* WHAT IS EXPECTED: Copy the lines of each of the records below verbatim.

* MATERIALS PROVIDED:
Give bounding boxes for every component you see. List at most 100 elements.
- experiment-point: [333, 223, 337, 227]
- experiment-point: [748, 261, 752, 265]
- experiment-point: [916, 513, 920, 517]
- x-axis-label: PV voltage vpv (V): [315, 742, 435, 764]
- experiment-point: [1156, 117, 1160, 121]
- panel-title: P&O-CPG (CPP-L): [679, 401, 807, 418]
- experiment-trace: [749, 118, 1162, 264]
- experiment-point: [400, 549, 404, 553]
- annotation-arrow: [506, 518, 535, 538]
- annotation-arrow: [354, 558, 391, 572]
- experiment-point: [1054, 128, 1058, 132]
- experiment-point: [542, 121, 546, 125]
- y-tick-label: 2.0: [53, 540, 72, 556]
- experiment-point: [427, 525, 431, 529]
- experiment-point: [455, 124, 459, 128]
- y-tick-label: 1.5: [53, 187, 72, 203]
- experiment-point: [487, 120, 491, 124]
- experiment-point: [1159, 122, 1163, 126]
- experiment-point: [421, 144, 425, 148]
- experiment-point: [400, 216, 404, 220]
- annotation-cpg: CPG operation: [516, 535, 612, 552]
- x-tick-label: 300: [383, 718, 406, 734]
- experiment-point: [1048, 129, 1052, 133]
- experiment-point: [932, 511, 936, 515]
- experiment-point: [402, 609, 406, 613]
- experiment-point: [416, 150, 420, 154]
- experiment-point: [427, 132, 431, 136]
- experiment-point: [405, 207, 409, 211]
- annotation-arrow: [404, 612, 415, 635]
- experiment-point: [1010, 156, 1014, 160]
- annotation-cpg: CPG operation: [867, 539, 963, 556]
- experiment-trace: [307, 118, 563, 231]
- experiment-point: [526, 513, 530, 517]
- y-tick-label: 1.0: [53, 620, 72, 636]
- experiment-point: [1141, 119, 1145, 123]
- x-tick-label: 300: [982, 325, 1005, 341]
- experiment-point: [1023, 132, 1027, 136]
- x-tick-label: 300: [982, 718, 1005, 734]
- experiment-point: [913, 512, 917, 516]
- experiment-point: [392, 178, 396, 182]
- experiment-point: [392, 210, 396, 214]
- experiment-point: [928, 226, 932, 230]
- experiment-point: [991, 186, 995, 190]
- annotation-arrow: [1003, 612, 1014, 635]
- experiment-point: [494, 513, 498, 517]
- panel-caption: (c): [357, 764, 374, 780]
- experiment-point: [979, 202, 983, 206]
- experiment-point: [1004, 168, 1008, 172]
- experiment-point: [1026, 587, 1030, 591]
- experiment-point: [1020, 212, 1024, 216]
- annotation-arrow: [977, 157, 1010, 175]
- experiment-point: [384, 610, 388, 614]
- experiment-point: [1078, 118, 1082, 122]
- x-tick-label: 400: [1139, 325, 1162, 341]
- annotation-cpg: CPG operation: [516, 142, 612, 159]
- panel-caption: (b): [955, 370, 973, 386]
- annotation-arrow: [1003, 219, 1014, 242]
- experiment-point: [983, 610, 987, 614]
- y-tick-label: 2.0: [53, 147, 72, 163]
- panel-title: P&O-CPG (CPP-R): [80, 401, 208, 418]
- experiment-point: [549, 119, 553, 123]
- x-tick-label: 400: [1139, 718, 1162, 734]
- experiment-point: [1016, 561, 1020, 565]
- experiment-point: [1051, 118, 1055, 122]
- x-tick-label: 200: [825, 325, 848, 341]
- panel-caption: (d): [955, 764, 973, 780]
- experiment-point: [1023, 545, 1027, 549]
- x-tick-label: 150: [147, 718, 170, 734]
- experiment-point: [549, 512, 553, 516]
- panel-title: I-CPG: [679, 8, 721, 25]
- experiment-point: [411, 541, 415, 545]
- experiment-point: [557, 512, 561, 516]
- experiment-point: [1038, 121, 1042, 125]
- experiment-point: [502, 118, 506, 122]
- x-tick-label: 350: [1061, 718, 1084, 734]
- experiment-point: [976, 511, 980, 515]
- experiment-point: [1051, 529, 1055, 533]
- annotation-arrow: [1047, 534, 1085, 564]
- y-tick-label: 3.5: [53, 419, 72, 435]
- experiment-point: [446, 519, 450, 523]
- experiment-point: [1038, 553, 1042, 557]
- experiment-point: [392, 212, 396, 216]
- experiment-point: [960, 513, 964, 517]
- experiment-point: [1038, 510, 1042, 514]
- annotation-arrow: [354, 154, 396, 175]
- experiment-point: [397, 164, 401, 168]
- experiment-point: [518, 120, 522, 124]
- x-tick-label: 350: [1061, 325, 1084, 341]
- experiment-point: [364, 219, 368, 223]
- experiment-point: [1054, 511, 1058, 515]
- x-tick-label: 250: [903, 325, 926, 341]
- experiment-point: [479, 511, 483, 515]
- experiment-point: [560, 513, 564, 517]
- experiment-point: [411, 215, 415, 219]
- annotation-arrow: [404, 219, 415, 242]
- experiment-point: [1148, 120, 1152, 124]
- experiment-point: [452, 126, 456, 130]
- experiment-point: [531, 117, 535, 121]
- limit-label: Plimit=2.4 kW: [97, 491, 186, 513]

* WRITTEN SOLUTION:
Give bounding boxes for every component you see. List at most 100 elements.
- experiment-point: [333, 223, 337, 227]
- experiment-point: [748, 261, 752, 265]
- experiment-point: [916, 513, 920, 517]
- x-axis-label: PV voltage vpv (V): [315, 742, 435, 764]
- experiment-point: [1156, 117, 1160, 121]
- panel-title: P&O-CPG (CPP-L): [679, 401, 807, 418]
- experiment-trace: [749, 118, 1162, 264]
- experiment-point: [400, 549, 404, 553]
- annotation-arrow: [506, 518, 535, 538]
- annotation-arrow: [354, 558, 391, 572]
- experiment-point: [1054, 128, 1058, 132]
- experiment-point: [542, 121, 546, 125]
- y-tick-label: 2.0: [53, 540, 72, 556]
- experiment-point: [427, 525, 431, 529]
- experiment-point: [455, 124, 459, 128]
- y-tick-label: 1.5: [53, 187, 72, 203]
- experiment-point: [487, 120, 491, 124]
- experiment-point: [1159, 122, 1163, 126]
- experiment-point: [421, 144, 425, 148]
- experiment-point: [400, 216, 404, 220]
- annotation-cpg: CPG operation: [516, 535, 612, 552]
- x-tick-label: 300: [383, 718, 406, 734]
- experiment-point: [1048, 129, 1052, 133]
- experiment-point: [932, 511, 936, 515]
- experiment-point: [402, 609, 406, 613]
- experiment-point: [416, 150, 420, 154]
- experiment-point: [427, 132, 431, 136]
- experiment-point: [405, 207, 409, 211]
- annotation-arrow: [404, 612, 415, 635]
- experiment-point: [1010, 156, 1014, 160]
- annotation-cpg: CPG operation: [867, 539, 963, 556]
- experiment-trace: [307, 118, 563, 231]
- experiment-point: [526, 513, 530, 517]
- y-tick-label: 1.0: [53, 620, 72, 636]
- experiment-point: [1141, 119, 1145, 123]
- x-tick-label: 300: [982, 325, 1005, 341]
- experiment-point: [1023, 132, 1027, 136]
- x-tick-label: 300: [982, 718, 1005, 734]
- experiment-point: [913, 512, 917, 516]
- experiment-point: [392, 178, 396, 182]
- experiment-point: [392, 210, 396, 214]
- experiment-point: [928, 226, 932, 230]
- experiment-point: [991, 186, 995, 190]
- annotation-arrow: [1003, 612, 1014, 635]
- experiment-point: [494, 513, 498, 517]
- panel-caption: (c): [357, 764, 374, 780]
- experiment-point: [979, 202, 983, 206]
- experiment-point: [1004, 168, 1008, 172]
- experiment-point: [1026, 587, 1030, 591]
- experiment-point: [1020, 212, 1024, 216]
- annotation-arrow: [977, 157, 1010, 175]
- experiment-point: [384, 610, 388, 614]
- experiment-point: [1078, 118, 1082, 122]
- x-tick-label: 400: [1139, 325, 1162, 341]
- annotation-cpg: CPG operation: [516, 142, 612, 159]
- panel-caption: (b): [955, 370, 973, 386]
- annotation-arrow: [1003, 219, 1014, 242]
- experiment-point: [983, 610, 987, 614]
- y-tick-label: 2.0: [53, 147, 72, 163]
- panel-title: P&O-CPG (CPP-R): [80, 401, 208, 418]
- experiment-point: [549, 119, 553, 123]
- x-tick-label: 400: [1139, 718, 1162, 734]
- experiment-point: [1016, 561, 1020, 565]
- experiment-point: [1051, 118, 1055, 122]
- x-tick-label: 200: [825, 325, 848, 341]
- panel-caption: (d): [955, 764, 973, 780]
- experiment-point: [1023, 545, 1027, 549]
- x-tick-label: 150: [147, 718, 170, 734]
- experiment-point: [549, 512, 553, 516]
- panel-title: I-CPG: [679, 8, 721, 25]
- experiment-point: [411, 541, 415, 545]
- experiment-point: [557, 512, 561, 516]
- experiment-point: [1038, 121, 1042, 125]
- experiment-point: [502, 118, 506, 122]
- x-tick-label: 350: [1061, 718, 1084, 734]
- experiment-point: [976, 511, 980, 515]
- experiment-point: [1051, 529, 1055, 533]
- annotation-arrow: [1047, 534, 1085, 564]
- y-tick-label: 3.5: [53, 419, 72, 435]
- experiment-point: [446, 519, 450, 523]
- experiment-point: [1038, 553, 1042, 557]
- experiment-point: [392, 212, 396, 216]
- experiment-point: [960, 513, 964, 517]
- experiment-point: [1038, 510, 1042, 514]
- annotation-arrow: [354, 154, 396, 175]
- experiment-point: [397, 164, 401, 168]
- experiment-point: [518, 120, 522, 124]
- x-tick-label: 350: [1061, 325, 1084, 341]
- experiment-point: [364, 219, 368, 223]
- experiment-point: [1054, 511, 1058, 515]
- x-tick-label: 250: [903, 325, 926, 341]
- experiment-point: [479, 511, 483, 515]
- experiment-point: [560, 513, 564, 517]
- experiment-point: [411, 215, 415, 219]
- annotation-arrow: [404, 219, 415, 242]
- experiment-point: [1148, 120, 1152, 124]
- experiment-point: [452, 126, 456, 130]
- experiment-point: [531, 117, 535, 121]
- limit-label: Plimit=2.4 kW: [97, 491, 186, 513]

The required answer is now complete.